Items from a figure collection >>
-=-=-=-=-

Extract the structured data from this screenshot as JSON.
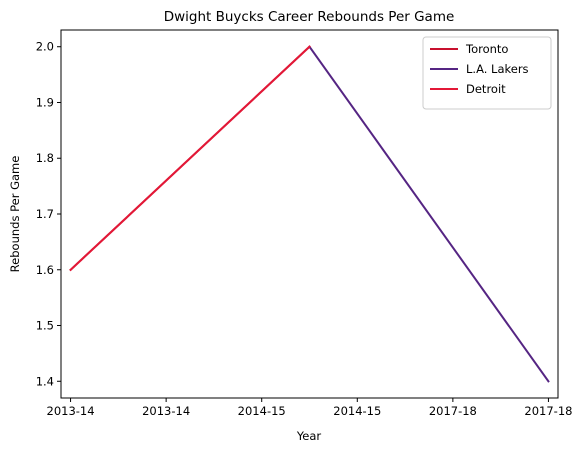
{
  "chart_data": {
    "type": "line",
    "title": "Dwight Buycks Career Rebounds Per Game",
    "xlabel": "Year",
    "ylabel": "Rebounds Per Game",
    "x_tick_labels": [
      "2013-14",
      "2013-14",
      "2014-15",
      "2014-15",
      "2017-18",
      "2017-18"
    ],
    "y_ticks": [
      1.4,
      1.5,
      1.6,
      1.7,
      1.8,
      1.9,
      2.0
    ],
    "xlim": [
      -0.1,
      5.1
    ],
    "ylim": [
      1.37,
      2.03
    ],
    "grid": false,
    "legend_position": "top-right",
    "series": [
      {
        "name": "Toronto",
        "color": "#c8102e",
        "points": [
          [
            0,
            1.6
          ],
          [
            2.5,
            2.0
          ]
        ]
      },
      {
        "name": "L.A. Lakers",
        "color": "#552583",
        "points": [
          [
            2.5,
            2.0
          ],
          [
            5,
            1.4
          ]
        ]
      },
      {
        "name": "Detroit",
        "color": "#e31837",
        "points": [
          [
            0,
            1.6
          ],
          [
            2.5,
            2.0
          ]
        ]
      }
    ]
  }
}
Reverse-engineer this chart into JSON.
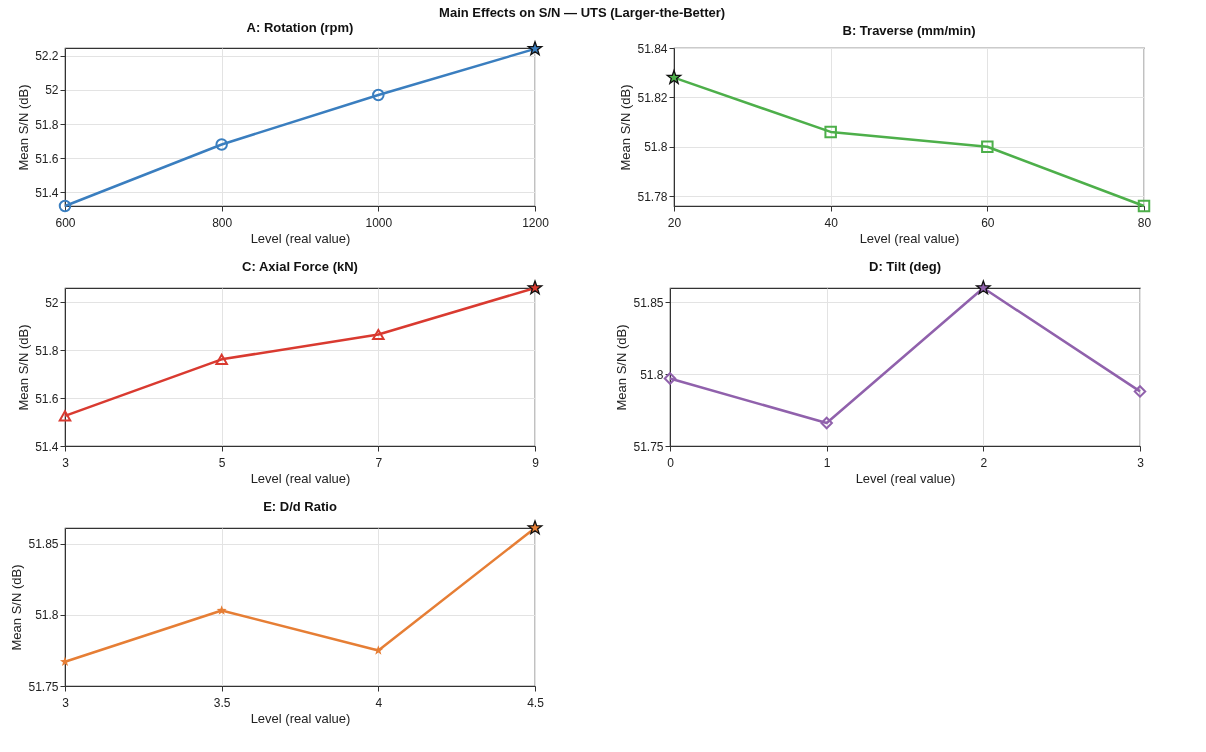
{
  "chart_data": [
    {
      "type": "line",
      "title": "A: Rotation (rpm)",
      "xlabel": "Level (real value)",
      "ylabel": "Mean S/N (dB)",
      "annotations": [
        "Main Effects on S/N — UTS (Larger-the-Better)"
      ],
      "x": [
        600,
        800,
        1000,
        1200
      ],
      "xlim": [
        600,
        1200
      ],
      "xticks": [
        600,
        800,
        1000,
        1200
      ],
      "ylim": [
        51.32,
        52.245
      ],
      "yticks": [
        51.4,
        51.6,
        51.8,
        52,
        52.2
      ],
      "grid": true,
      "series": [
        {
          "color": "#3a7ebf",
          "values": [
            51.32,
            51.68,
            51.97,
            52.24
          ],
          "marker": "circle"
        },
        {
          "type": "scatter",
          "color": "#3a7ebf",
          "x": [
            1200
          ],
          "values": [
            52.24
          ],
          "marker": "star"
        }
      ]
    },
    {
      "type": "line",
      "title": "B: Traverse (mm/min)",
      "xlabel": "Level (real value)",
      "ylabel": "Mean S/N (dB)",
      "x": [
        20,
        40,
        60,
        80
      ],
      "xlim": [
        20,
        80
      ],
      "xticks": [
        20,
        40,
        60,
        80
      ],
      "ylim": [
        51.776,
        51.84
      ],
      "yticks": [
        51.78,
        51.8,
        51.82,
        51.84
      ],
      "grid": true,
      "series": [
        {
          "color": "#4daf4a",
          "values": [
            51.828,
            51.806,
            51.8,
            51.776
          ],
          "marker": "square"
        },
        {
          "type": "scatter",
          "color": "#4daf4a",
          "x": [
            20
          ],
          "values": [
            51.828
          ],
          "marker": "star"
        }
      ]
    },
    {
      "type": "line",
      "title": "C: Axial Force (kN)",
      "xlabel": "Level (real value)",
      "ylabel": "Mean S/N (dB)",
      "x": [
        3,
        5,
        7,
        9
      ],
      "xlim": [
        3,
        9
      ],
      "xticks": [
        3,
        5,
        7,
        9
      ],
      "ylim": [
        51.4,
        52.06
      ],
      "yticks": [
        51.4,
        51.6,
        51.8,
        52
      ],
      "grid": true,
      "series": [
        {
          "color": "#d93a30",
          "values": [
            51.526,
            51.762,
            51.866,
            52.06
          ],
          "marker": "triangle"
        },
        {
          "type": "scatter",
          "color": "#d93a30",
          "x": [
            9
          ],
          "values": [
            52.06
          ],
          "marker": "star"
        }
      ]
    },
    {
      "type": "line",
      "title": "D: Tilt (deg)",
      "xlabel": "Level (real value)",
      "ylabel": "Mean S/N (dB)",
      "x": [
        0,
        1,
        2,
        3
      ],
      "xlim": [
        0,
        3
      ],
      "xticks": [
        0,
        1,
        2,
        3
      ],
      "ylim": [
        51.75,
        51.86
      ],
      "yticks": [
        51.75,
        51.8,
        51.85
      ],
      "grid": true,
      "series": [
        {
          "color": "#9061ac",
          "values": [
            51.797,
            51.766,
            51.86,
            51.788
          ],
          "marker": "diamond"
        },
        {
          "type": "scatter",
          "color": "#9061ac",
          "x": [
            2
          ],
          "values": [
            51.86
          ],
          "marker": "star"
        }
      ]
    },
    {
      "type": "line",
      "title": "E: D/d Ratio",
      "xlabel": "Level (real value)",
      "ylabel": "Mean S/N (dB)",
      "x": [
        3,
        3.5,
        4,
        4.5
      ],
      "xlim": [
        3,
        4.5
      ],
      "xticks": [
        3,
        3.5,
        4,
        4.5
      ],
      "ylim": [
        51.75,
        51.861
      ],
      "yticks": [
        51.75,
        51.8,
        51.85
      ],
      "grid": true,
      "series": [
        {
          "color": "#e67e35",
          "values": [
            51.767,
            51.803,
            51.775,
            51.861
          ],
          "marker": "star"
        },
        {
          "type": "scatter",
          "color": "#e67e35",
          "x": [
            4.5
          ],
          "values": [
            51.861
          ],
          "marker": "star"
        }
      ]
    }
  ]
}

-=-=-=-=-

Your goal >>
Drop the pictures and reproduce the rest of the entries above exactly.

Written answer >>
Extract the structured data from this screenshot as JSON.
{
  "chart_data": {
    "type": "line",
    "title": "Dwight Buycks Career Rebounds Per Game",
    "xlabel": "Year",
    "ylabel": "Rebounds Per Game",
    "x_tick_labels": [
      "2013-14",
      "2013-14",
      "2014-15",
      "2014-15",
      "2017-18",
      "2017-18"
    ],
    "y_ticks": [
      1.4,
      1.5,
      1.6,
      1.7,
      1.8,
      1.9,
      2.0
    ],
    "xlim": [
      -0.1,
      5.1
    ],
    "ylim": [
      1.37,
      2.03
    ],
    "grid": false,
    "legend_position": "top-right",
    "series": [
      {
        "name": "Toronto",
        "color": "#c8102e",
        "points": [
          [
            0,
            1.6
          ],
          [
            2.5,
            2.0
          ]
        ]
      },
      {
        "name": "L.A. Lakers",
        "color": "#552583",
        "points": [
          [
            2.5,
            2.0
          ],
          [
            5,
            1.4
          ]
        ]
      },
      {
        "name": "Detroit",
        "color": "#e31837",
        "points": [
          [
            0,
            1.6
          ],
          [
            2.5,
            2.0
          ]
        ]
      }
    ]
  }
}
Reverse-engineer this chart into JSON.
{
  "chart_data": [
    {
      "type": "line",
      "title": "A: Rotation (rpm)",
      "xlabel": "Level (real value)",
      "ylabel": "Mean S/N (dB)",
      "annotations": [
        "Main Effects on S/N — UTS (Larger-the-Better)"
      ],
      "x": [
        600,
        800,
        1000,
        1200
      ],
      "xlim": [
        600,
        1200
      ],
      "xticks": [
        600,
        800,
        1000,
        1200
      ],
      "ylim": [
        51.32,
        52.245
      ],
      "yticks": [
        51.4,
        51.6,
        51.8,
        52,
        52.2
      ],
      "grid": true,
      "series": [
        {
          "color": "#3a7ebf",
          "values": [
            51.32,
            51.68,
            51.97,
            52.24
          ],
          "marker": "circle"
        },
        {
          "type": "scatter",
          "color": "#3a7ebf",
          "x": [
            1200
          ],
          "values": [
            52.24
          ],
          "marker": "star"
        }
      ]
    },
    {
      "type": "line",
      "title": "B: Traverse (mm/min)",
      "xlabel": "Level (real value)",
      "ylabel": "Mean S/N (dB)",
      "x": [
        20,
        40,
        60,
        80
      ],
      "xlim": [
        20,
        80
      ],
      "xticks": [
        20,
        40,
        60,
        80
      ],
      "ylim": [
        51.776,
        51.84
      ],
      "yticks": [
        51.78,
        51.8,
        51.82,
        51.84
      ],
      "grid": true,
      "series": [
        {
          "color": "#4daf4a",
          "values": [
            51.828,
            51.806,
            51.8,
            51.776
          ],
          "marker": "square"
        },
        {
          "type": "scatter",
          "color": "#4daf4a",
          "x": [
            20
          ],
          "values": [
            51.828
          ],
          "marker": "star"
        }
      ]
    },
    {
      "type": "line",
      "title": "C: Axial Force (kN)",
      "xlabel": "Level (real value)",
      "ylabel": "Mean S/N (dB)",
      "x": [
        3,
        5,
        7,
        9
      ],
      "xlim": [
        3,
        9
      ],
      "xticks": [
        3,
        5,
        7,
        9
      ],
      "ylim": [
        51.4,
        52.06
      ],
      "yticks": [
        51.4,
        51.6,
        51.8,
        52
      ],
      "grid": true,
      "series": [
        {
          "color": "#d93a30",
          "values": [
            51.526,
            51.762,
            51.866,
            52.06
          ],
          "marker": "triangle"
        },
        {
          "type": "scatter",
          "color": "#d93a30",
          "x": [
            9
          ],
          "values": [
            52.06
          ],
          "marker": "star"
        }
      ]
    },
    {
      "type": "line",
      "title": "D: Tilt (deg)",
      "xlabel": "Level (real value)",
      "ylabel": "Mean S/N (dB)",
      "x": [
        0,
        1,
        2,
        3
      ],
      "xlim": [
        0,
        3
      ],
      "xticks": [
        0,
        1,
        2,
        3
      ],
      "ylim": [
        51.75,
        51.86
      ],
      "yticks": [
        51.75,
        51.8,
        51.85
      ],
      "grid": true,
      "series": [
        {
          "color": "#9061ac",
          "values": [
            51.797,
            51.766,
            51.86,
            51.788
          ],
          "marker": "diamond"
        },
        {
          "type": "scatter",
          "color": "#9061ac",
          "x": [
            2
          ],
          "values": [
            51.86
          ],
          "marker": "star"
        }
      ]
    },
    {
      "type": "line",
      "title": "E: D/d Ratio",
      "xlabel": "Level (real value)",
      "ylabel": "Mean S/N (dB)",
      "x": [
        3,
        3.5,
        4,
        4.5
      ],
      "xlim": [
        3,
        4.5
      ],
      "xticks": [
        3,
        3.5,
        4,
        4.5
      ],
      "ylim": [
        51.75,
        51.861
      ],
      "yticks": [
        51.75,
        51.8,
        51.85
      ],
      "grid": true,
      "series": [
        {
          "color": "#e67e35",
          "values": [
            51.767,
            51.803,
            51.775,
            51.861
          ],
          "marker": "star"
        },
        {
          "type": "scatter",
          "color": "#e67e35",
          "x": [
            4.5
          ],
          "values": [
            51.861
          ],
          "marker": "star"
        }
      ]
    }
  ]
}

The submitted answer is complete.